• [To do]
Reproduce the listing below verbatim, keeping every line unchanged.

• [Record list]
- - -

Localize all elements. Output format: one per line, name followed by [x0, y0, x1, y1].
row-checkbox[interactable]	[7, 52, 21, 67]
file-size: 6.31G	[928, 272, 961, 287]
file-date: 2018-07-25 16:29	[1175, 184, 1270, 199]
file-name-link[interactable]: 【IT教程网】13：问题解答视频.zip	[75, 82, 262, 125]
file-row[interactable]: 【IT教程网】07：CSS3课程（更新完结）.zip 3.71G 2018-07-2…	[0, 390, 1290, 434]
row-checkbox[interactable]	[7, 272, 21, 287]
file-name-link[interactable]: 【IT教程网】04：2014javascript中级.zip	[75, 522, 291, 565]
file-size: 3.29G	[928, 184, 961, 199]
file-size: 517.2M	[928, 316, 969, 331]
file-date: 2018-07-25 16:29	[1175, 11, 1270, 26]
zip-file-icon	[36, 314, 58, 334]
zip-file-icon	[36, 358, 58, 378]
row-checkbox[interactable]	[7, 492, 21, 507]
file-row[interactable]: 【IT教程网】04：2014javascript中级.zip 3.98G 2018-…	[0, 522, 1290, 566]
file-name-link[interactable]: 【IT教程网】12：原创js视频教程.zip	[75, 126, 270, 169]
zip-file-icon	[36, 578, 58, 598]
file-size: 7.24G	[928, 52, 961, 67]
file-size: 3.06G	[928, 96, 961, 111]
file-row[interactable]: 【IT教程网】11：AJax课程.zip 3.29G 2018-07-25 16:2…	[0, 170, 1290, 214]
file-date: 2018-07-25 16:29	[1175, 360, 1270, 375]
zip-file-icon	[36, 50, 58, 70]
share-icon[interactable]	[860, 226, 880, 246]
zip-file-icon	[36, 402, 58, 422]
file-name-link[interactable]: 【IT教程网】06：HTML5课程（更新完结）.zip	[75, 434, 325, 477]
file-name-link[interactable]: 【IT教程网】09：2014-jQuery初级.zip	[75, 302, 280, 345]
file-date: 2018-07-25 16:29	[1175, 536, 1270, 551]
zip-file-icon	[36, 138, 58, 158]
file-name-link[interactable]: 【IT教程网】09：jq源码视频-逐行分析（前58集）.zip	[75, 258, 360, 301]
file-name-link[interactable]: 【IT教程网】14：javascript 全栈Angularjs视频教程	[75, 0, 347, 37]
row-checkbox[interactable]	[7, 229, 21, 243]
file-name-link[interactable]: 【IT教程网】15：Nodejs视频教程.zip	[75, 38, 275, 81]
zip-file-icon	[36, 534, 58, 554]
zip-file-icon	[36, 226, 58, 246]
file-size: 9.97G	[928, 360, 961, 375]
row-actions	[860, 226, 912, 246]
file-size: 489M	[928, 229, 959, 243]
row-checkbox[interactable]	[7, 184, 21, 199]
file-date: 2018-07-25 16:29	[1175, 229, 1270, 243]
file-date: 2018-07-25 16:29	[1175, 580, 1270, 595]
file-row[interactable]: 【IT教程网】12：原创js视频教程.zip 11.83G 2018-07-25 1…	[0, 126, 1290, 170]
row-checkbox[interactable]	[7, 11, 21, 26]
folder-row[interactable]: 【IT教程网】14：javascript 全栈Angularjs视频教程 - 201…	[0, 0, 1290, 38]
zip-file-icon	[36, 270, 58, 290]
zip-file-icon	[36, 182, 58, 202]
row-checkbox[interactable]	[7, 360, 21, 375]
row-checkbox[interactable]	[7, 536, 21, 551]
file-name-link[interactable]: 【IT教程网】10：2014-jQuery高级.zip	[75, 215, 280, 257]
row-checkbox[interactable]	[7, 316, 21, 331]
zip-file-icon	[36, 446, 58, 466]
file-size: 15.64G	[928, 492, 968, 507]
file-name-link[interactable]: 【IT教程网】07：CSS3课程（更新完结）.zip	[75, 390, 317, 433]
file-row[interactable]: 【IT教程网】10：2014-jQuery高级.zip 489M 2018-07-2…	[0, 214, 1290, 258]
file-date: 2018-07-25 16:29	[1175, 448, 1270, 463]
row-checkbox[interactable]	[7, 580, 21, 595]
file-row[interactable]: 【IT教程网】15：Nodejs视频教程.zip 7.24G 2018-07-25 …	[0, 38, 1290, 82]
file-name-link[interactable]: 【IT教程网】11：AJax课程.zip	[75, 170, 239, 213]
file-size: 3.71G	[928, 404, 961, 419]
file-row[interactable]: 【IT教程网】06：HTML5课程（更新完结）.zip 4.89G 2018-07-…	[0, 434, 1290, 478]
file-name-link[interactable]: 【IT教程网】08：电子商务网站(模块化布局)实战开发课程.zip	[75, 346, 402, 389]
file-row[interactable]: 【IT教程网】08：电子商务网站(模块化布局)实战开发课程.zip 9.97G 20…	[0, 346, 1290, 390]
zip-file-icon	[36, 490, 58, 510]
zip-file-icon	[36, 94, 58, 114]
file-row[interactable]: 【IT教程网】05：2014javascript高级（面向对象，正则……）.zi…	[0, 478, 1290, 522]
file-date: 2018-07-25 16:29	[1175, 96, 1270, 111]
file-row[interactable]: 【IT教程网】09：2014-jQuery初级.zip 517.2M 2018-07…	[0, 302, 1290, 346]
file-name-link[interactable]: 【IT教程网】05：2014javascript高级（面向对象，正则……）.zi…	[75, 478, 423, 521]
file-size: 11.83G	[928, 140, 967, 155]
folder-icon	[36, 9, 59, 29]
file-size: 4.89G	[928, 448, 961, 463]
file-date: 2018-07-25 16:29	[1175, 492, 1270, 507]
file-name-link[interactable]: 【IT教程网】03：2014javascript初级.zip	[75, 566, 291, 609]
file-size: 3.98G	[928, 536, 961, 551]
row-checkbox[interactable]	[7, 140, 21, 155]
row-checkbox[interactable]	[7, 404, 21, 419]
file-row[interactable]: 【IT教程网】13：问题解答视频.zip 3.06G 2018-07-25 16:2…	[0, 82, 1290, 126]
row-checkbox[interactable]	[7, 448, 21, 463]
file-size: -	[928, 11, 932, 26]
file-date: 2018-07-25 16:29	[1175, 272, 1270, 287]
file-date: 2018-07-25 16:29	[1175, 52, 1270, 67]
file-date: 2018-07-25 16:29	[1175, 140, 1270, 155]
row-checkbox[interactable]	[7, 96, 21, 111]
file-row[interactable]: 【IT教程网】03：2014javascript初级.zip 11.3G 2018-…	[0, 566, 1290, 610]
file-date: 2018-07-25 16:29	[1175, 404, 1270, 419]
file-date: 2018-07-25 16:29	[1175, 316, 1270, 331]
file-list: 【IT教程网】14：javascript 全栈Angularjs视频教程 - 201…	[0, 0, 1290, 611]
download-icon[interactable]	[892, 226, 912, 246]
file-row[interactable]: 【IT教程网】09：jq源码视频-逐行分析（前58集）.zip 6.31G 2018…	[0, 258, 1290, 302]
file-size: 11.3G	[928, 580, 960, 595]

- - -

• [The solution]
Localize all elements. Output format: one per line, name followed by [x0, y0, x1, y1].
row-checkbox[interactable]	[7, 52, 21, 67]
file-size: 6.31G	[928, 272, 961, 287]
file-date: 2018-07-25 16:29	[1175, 184, 1270, 199]
file-name-link[interactable]: 【IT教程网】13：问题解答视频.zip	[75, 82, 262, 125]
file-row[interactable]: 【IT教程网】07：CSS3课程（更新完结）.zip 3.71G 2018-07-2…	[0, 390, 1290, 434]
row-checkbox[interactable]	[7, 272, 21, 287]
file-name-link[interactable]: 【IT教程网】04：2014javascript中级.zip	[75, 522, 291, 565]
file-size: 3.29G	[928, 184, 961, 199]
file-size: 517.2M	[928, 316, 969, 331]
file-date: 2018-07-25 16:29	[1175, 11, 1270, 26]
zip-file-icon	[36, 314, 58, 334]
zip-file-icon	[36, 358, 58, 378]
row-checkbox[interactable]	[7, 492, 21, 507]
file-row[interactable]: 【IT教程网】04：2014javascript中级.zip 3.98G 2018-…	[0, 522, 1290, 566]
file-name-link[interactable]: 【IT教程网】12：原创js视频教程.zip	[75, 126, 270, 169]
zip-file-icon	[36, 578, 58, 598]
file-size: 7.24G	[928, 52, 961, 67]
file-size: 3.06G	[928, 96, 961, 111]
file-row[interactable]: 【IT教程网】11：AJax课程.zip 3.29G 2018-07-25 16:2…	[0, 170, 1290, 214]
file-date: 2018-07-25 16:29	[1175, 360, 1270, 375]
zip-file-icon	[36, 50, 58, 70]
share-icon[interactable]	[860, 226, 880, 246]
zip-file-icon	[36, 402, 58, 422]
file-name-link[interactable]: 【IT教程网】06：HTML5课程（更新完结）.zip	[75, 434, 325, 477]
file-name-link[interactable]: 【IT教程网】09：2014-jQuery初级.zip	[75, 302, 280, 345]
file-date: 2018-07-25 16:29	[1175, 536, 1270, 551]
zip-file-icon	[36, 138, 58, 158]
file-name-link[interactable]: 【IT教程网】09：jq源码视频-逐行分析（前58集）.zip	[75, 258, 360, 301]
file-name-link[interactable]: 【IT教程网】14：javascript 全栈Angularjs视频教程	[75, 0, 347, 37]
row-checkbox[interactable]	[7, 229, 21, 243]
file-name-link[interactable]: 【IT教程网】15：Nodejs视频教程.zip	[75, 38, 275, 81]
zip-file-icon	[36, 534, 58, 554]
zip-file-icon	[36, 226, 58, 246]
file-size: 9.97G	[928, 360, 961, 375]
row-actions	[860, 226, 912, 246]
file-size: 489M	[928, 229, 959, 243]
row-checkbox[interactable]	[7, 184, 21, 199]
file-date: 2018-07-25 16:29	[1175, 229, 1270, 243]
file-date: 2018-07-25 16:29	[1175, 580, 1270, 595]
file-row[interactable]: 【IT教程网】12：原创js视频教程.zip 11.83G 2018-07-25 1…	[0, 126, 1290, 170]
row-checkbox[interactable]	[7, 11, 21, 26]
folder-row[interactable]: 【IT教程网】14：javascript 全栈Angularjs视频教程 - 201…	[0, 0, 1290, 38]
zip-file-icon	[36, 270, 58, 290]
zip-file-icon	[36, 182, 58, 202]
row-checkbox[interactable]	[7, 360, 21, 375]
row-checkbox[interactable]	[7, 536, 21, 551]
file-name-link[interactable]: 【IT教程网】10：2014-jQuery高级.zip	[75, 215, 280, 257]
row-checkbox[interactable]	[7, 316, 21, 331]
zip-file-icon	[36, 446, 58, 466]
file-size: 15.64G	[928, 492, 968, 507]
file-name-link[interactable]: 【IT教程网】07：CSS3课程（更新完结）.zip	[75, 390, 317, 433]
file-row[interactable]: 【IT教程网】10：2014-jQuery高级.zip 489M 2018-07-2…	[0, 214, 1290, 258]
file-date: 2018-07-25 16:29	[1175, 448, 1270, 463]
row-checkbox[interactable]	[7, 580, 21, 595]
file-row[interactable]: 【IT教程网】15：Nodejs视频教程.zip 7.24G 2018-07-25 …	[0, 38, 1290, 82]
file-name-link[interactable]: 【IT教程网】11：AJax课程.zip	[75, 170, 239, 213]
file-size: 3.71G	[928, 404, 961, 419]
file-row[interactable]: 【IT教程网】06：HTML5课程（更新完结）.zip 4.89G 2018-07-…	[0, 434, 1290, 478]
file-name-link[interactable]: 【IT教程网】08：电子商务网站(模块化布局)实战开发课程.zip	[75, 346, 402, 389]
file-row[interactable]: 【IT教程网】08：电子商务网站(模块化布局)实战开发课程.zip 9.97G 20…	[0, 346, 1290, 390]
zip-file-icon	[36, 490, 58, 510]
zip-file-icon	[36, 94, 58, 114]
file-row[interactable]: 【IT教程网】05：2014javascript高级（面向对象，正则……）.zi…	[0, 478, 1290, 522]
file-date: 2018-07-25 16:29	[1175, 96, 1270, 111]
file-row[interactable]: 【IT教程网】09：2014-jQuery初级.zip 517.2M 2018-07…	[0, 302, 1290, 346]
file-name-link[interactable]: 【IT教程网】05：2014javascript高级（面向对象，正则……）.zi…	[75, 478, 423, 521]
file-size: 11.83G	[928, 140, 967, 155]
folder-icon	[36, 9, 59, 29]
file-size: 4.89G	[928, 448, 961, 463]
file-date: 2018-07-25 16:29	[1175, 492, 1270, 507]
file-name-link[interactable]: 【IT教程网】03：2014javascript初级.zip	[75, 566, 291, 609]
file-size: 3.98G	[928, 536, 961, 551]
row-checkbox[interactable]	[7, 140, 21, 155]
row-checkbox[interactable]	[7, 404, 21, 419]
file-row[interactable]: 【IT教程网】13：问题解答视频.zip 3.06G 2018-07-25 16:2…	[0, 82, 1290, 126]
row-checkbox[interactable]	[7, 448, 21, 463]
file-size: -	[928, 11, 932, 26]
file-date: 2018-07-25 16:29	[1175, 272, 1270, 287]
file-date: 2018-07-25 16:29	[1175, 52, 1270, 67]
file-date: 2018-07-25 16:29	[1175, 140, 1270, 155]
row-checkbox[interactable]	[7, 96, 21, 111]
file-row[interactable]: 【IT教程网】03：2014javascript初级.zip 11.3G 2018-…	[0, 566, 1290, 610]
file-date: 2018-07-25 16:29	[1175, 404, 1270, 419]
file-date: 2018-07-25 16:29	[1175, 316, 1270, 331]
file-list: 【IT教程网】14：javascript 全栈Angularjs视频教程 - 201…	[0, 0, 1290, 611]
download-icon[interactable]	[892, 226, 912, 246]
file-row[interactable]: 【IT教程网】09：jq源码视频-逐行分析（前58集）.zip 6.31G 2018…	[0, 258, 1290, 302]
file-size: 11.3G	[928, 580, 960, 595]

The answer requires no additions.